[Stored entries]
● ● ● ● ●
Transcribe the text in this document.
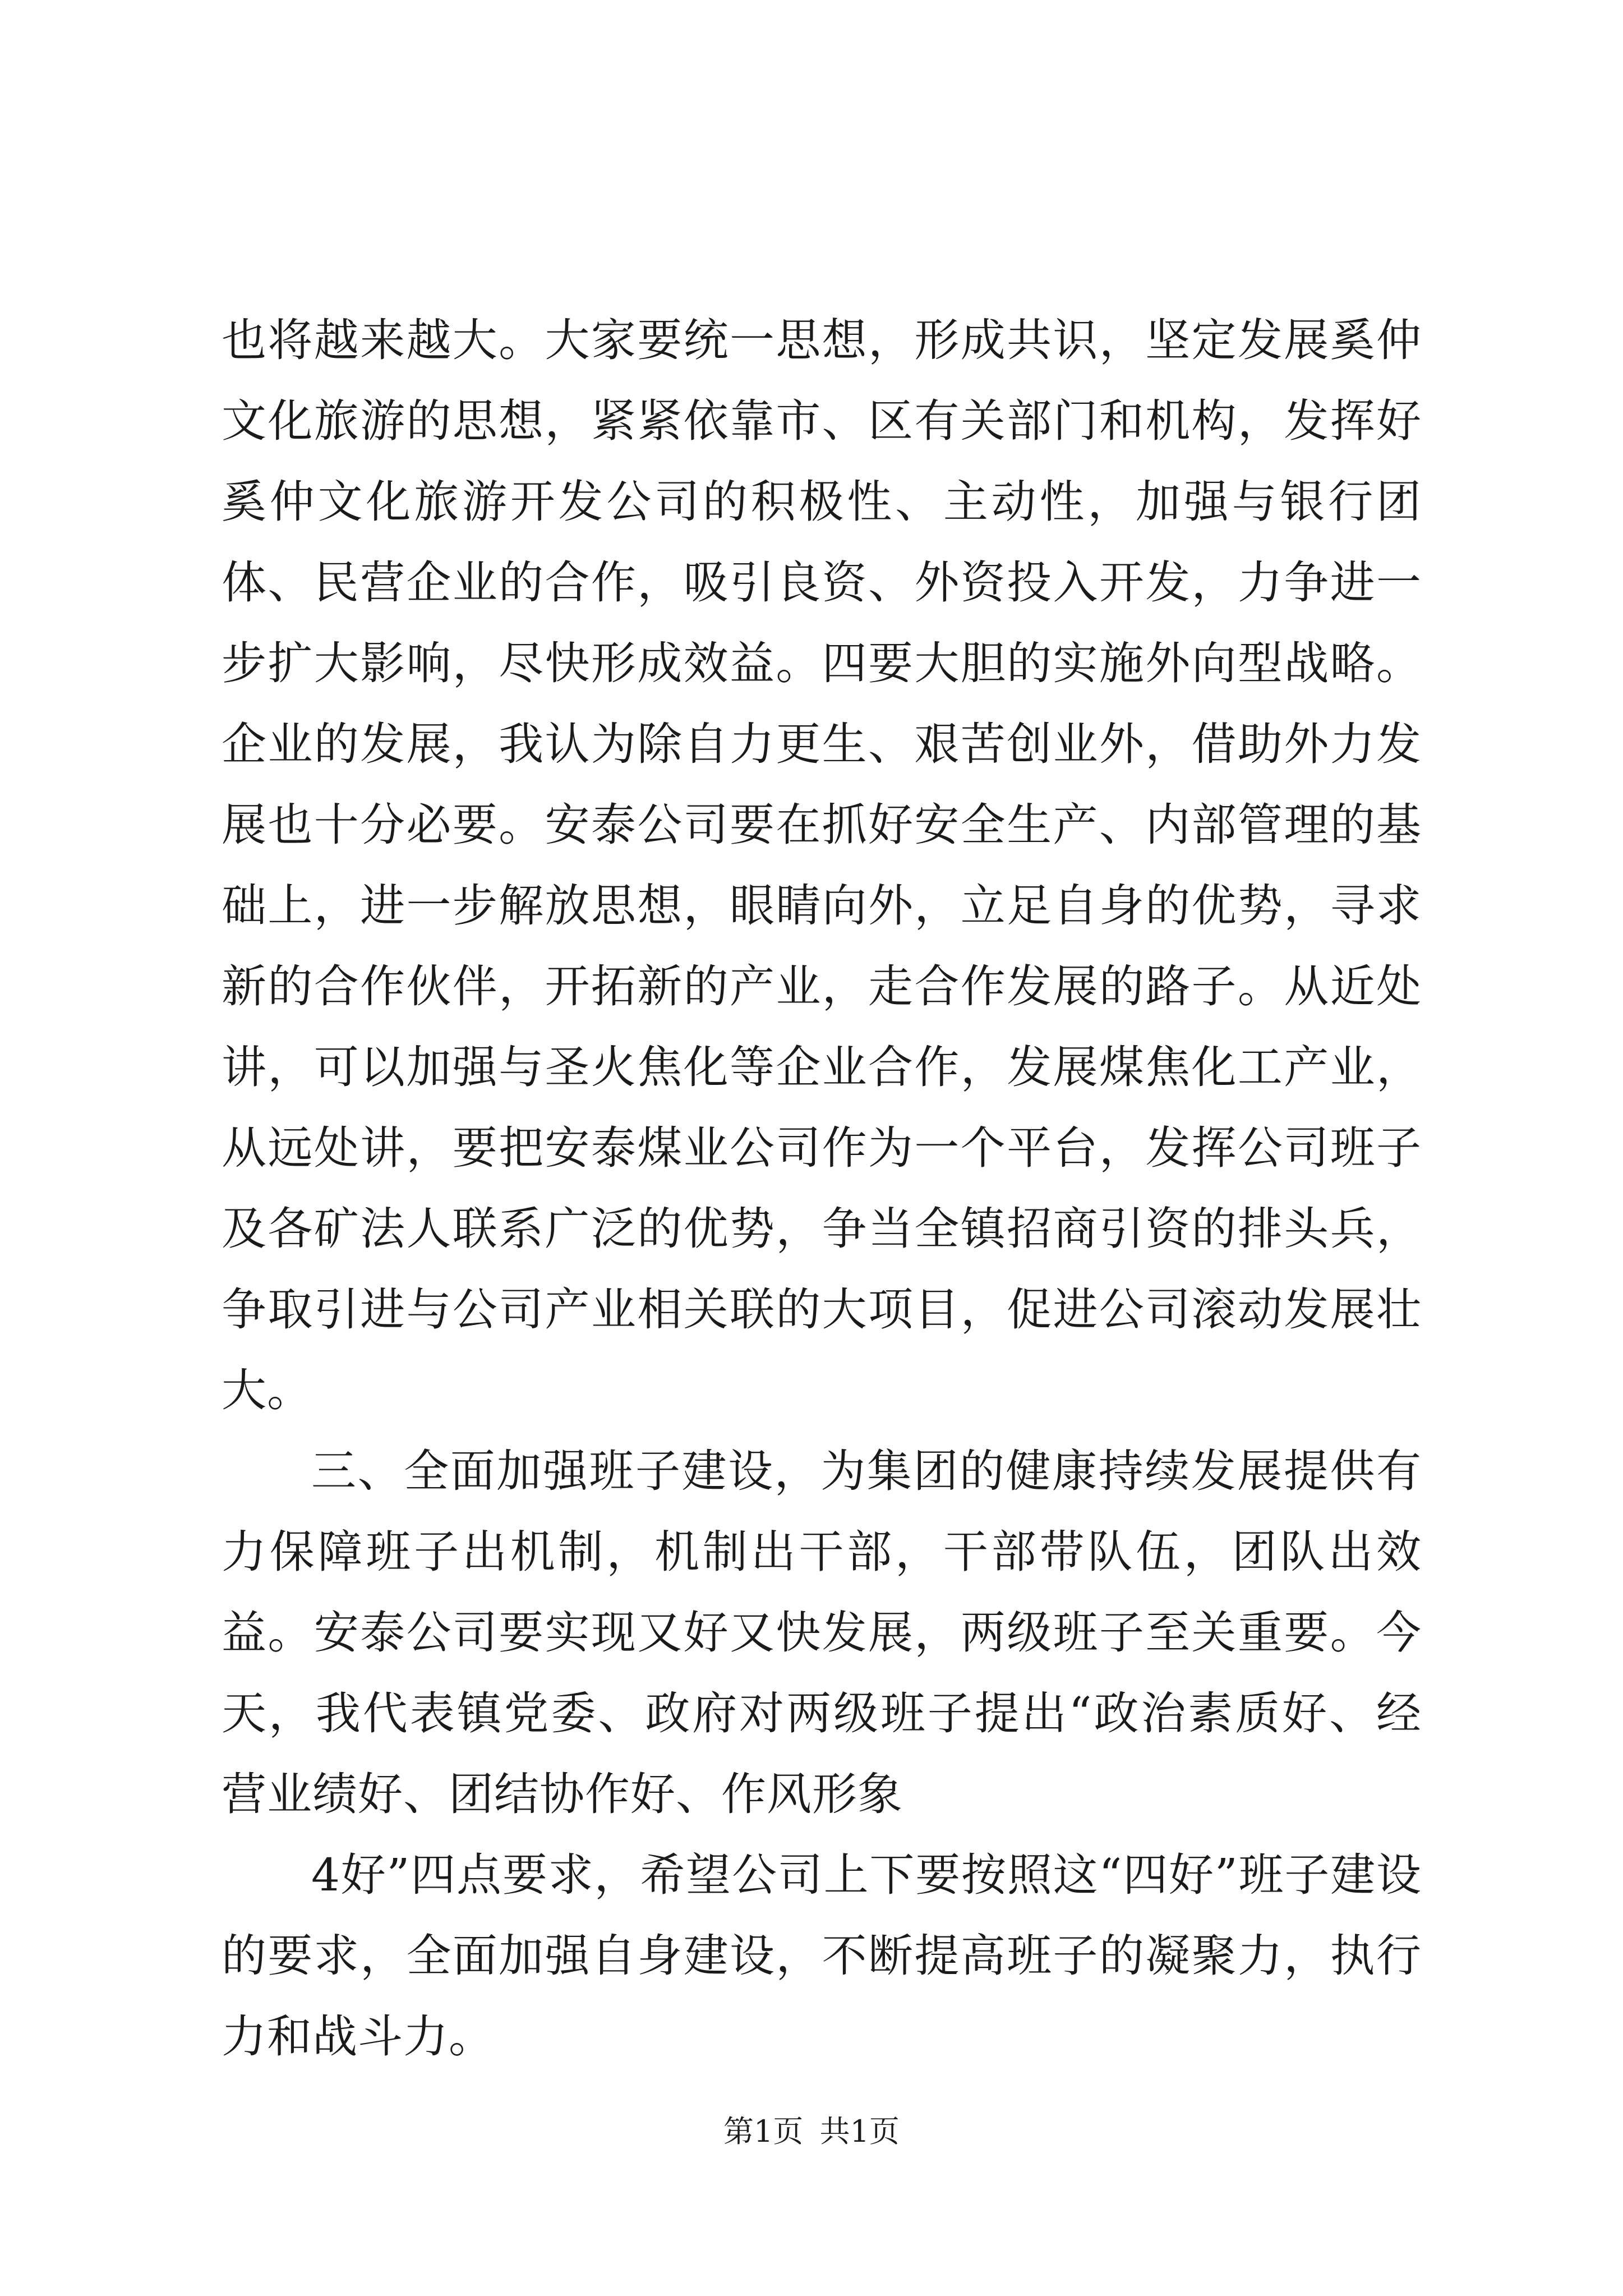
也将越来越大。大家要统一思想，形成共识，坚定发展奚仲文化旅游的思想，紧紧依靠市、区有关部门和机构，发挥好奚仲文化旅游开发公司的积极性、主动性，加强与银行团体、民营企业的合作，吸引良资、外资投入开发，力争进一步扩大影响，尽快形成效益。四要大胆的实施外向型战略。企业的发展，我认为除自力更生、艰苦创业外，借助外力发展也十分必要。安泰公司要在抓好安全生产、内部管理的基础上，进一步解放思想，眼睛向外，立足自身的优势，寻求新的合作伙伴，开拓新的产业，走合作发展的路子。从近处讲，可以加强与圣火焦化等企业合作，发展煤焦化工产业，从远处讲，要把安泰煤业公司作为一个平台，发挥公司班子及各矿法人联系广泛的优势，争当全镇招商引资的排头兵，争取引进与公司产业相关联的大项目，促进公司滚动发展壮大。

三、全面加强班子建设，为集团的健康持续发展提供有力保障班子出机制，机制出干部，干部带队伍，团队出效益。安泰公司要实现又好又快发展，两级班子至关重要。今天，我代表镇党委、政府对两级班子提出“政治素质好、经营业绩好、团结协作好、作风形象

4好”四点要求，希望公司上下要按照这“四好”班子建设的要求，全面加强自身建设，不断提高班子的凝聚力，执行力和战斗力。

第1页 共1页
● ● ● ● ●
Each entry above is to be written out again unchanged, apart from the pictures, which are left out.

#### [EXERCISE SOLUTION]
Transcribe the text in this document.
也将越来越大。大家要统一思想，形成共识，坚定发展奚仲文化旅游的思想，紧紧依靠市、区有关部门和机构，发挥好奚仲文化旅游开发公司的积极性、主动性，加强与银行团体、民营企业的合作，吸引良资、外资投入开发，力争进一步扩大影响，尽快形成效益。四要大胆的实施外向型战略。企业的发展，我认为除自力更生、艰苦创业外，借助外力发展也十分必要。安泰公司要在抓好安全生产、内部管理的基础上，进一步解放思想，眼睛向外，立足自身的优势，寻求新的合作伙伴，开拓新的产业，走合作发展的路子。从近处讲，可以加强与圣火焦化等企业合作，发展煤焦化工产业，从远处讲，要把安泰煤业公司作为一个平台，发挥公司班子及各矿法人联系广泛的优势，争当全镇招商引资的排头兵，争取引进与公司产业相关联的大项目，促进公司滚动发展壮大。

三、全面加强班子建设，为集团的健康持续发展提供有力保障班子出机制，机制出干部，干部带队伍，团队出效益。安泰公司要实现又好又快发展，两级班子至关重要。今天，我代表镇党委、政府对两级班子提出“政治素质好、经营业绩好、团结协作好、作风形象

4好”四点要求，希望公司上下要按照这“四好”班子建设的要求，全面加强自身建设，不断提高班子的凝聚力，执行力和战斗力。

第1页 共1页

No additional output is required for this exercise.